WHAT THIS TASK INVOLVES:
Please reproduce the data from its start through the line containing "total-deaths-2020-value: 2,902,664 bbox=[567, 522, 773, 574]", substituting "image" for "screenshot" and leaving everything else unchanged.

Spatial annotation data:

^^^^^^^^^^^^^^^^

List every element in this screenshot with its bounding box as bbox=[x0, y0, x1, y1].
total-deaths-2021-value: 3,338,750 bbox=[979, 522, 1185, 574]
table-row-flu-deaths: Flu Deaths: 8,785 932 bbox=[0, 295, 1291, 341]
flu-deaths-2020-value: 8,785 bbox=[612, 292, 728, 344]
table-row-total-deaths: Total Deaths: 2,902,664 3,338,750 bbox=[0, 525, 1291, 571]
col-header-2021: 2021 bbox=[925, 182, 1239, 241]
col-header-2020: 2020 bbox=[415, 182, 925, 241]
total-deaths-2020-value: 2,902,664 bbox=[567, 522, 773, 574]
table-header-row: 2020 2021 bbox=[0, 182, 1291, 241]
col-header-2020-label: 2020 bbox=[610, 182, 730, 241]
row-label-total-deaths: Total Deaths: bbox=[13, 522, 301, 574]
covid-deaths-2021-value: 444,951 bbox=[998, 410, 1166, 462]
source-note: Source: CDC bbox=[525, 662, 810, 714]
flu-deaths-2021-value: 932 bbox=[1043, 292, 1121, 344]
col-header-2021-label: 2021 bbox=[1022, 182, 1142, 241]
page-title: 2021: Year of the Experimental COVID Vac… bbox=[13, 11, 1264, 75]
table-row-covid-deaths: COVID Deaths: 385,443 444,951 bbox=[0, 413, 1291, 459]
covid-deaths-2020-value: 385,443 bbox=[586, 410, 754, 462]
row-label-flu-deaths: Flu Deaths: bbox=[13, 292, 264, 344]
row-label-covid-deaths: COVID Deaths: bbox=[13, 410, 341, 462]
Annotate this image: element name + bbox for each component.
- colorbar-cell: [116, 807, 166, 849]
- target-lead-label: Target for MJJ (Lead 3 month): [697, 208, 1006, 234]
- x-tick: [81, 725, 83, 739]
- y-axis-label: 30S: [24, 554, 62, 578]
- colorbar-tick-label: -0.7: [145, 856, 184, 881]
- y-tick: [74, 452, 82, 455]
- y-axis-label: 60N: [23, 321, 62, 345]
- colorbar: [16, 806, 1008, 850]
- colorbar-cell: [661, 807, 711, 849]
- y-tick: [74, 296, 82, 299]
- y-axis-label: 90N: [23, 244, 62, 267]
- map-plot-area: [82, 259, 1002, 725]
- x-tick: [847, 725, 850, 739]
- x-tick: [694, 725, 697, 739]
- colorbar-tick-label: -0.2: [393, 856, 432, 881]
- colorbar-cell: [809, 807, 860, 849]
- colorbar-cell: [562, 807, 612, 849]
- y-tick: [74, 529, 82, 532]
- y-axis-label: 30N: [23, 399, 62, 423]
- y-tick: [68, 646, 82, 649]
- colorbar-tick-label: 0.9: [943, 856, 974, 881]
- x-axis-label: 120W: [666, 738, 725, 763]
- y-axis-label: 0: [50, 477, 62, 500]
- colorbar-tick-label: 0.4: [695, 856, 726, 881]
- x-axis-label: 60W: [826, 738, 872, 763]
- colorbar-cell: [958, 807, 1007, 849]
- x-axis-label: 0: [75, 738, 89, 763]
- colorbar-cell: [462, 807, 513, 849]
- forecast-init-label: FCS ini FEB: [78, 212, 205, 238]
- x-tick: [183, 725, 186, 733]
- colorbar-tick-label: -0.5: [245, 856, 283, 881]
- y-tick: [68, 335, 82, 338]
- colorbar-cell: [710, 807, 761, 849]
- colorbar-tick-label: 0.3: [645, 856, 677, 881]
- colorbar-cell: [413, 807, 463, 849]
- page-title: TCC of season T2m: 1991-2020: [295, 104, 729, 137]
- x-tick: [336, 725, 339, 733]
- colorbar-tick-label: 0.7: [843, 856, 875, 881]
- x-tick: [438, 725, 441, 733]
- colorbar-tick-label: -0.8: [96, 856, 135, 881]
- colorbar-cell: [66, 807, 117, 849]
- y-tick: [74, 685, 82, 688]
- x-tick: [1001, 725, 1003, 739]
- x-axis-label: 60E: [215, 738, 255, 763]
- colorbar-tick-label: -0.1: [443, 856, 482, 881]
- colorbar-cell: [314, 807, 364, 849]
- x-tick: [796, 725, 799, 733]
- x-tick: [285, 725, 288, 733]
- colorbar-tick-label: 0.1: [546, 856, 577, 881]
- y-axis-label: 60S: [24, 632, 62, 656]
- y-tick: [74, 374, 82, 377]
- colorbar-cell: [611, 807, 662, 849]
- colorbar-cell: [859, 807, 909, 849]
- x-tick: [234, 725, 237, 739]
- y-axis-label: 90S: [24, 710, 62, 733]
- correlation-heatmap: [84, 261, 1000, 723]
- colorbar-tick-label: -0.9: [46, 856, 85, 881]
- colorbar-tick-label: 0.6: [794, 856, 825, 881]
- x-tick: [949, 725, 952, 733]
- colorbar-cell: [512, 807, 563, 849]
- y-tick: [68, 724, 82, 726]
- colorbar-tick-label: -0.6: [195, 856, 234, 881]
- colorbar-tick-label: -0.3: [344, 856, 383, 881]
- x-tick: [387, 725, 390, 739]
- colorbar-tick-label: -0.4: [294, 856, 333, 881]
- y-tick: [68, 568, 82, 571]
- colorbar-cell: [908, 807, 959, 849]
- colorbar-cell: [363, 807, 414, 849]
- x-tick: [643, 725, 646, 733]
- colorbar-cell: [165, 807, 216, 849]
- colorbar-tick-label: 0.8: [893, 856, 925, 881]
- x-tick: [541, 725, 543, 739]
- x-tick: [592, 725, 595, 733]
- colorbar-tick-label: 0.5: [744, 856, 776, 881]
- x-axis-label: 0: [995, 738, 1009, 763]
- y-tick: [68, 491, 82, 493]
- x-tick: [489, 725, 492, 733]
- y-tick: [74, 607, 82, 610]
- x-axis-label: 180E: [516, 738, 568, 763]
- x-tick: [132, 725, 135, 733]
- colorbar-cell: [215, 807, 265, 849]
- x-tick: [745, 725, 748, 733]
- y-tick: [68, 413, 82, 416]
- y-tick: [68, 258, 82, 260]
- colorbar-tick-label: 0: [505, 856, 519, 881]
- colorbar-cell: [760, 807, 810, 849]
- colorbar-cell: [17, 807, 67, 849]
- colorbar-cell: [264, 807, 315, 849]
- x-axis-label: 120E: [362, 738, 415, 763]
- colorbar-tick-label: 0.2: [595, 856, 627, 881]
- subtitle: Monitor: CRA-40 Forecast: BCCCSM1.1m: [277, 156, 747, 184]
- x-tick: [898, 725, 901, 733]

^^^^^^^^^^^^^^^^

RESULT OF THE TASK:
List every element in this image with its bounding box as bbox=[x0, y0, x1, y1].
total-deaths-2021-value: 3,338,750 bbox=[979, 522, 1185, 574]
table-row-flu-deaths: Flu Deaths: 8,785 932 bbox=[0, 295, 1291, 341]
flu-deaths-2020-value: 8,785 bbox=[612, 292, 728, 344]
table-row-total-deaths: Total Deaths: 2,902,664 3,338,750 bbox=[0, 525, 1291, 571]
col-header-2021: 2021 bbox=[925, 182, 1239, 241]
col-header-2020: 2020 bbox=[415, 182, 925, 241]
total-deaths-2020-value: 2,902,664 bbox=[567, 522, 773, 574]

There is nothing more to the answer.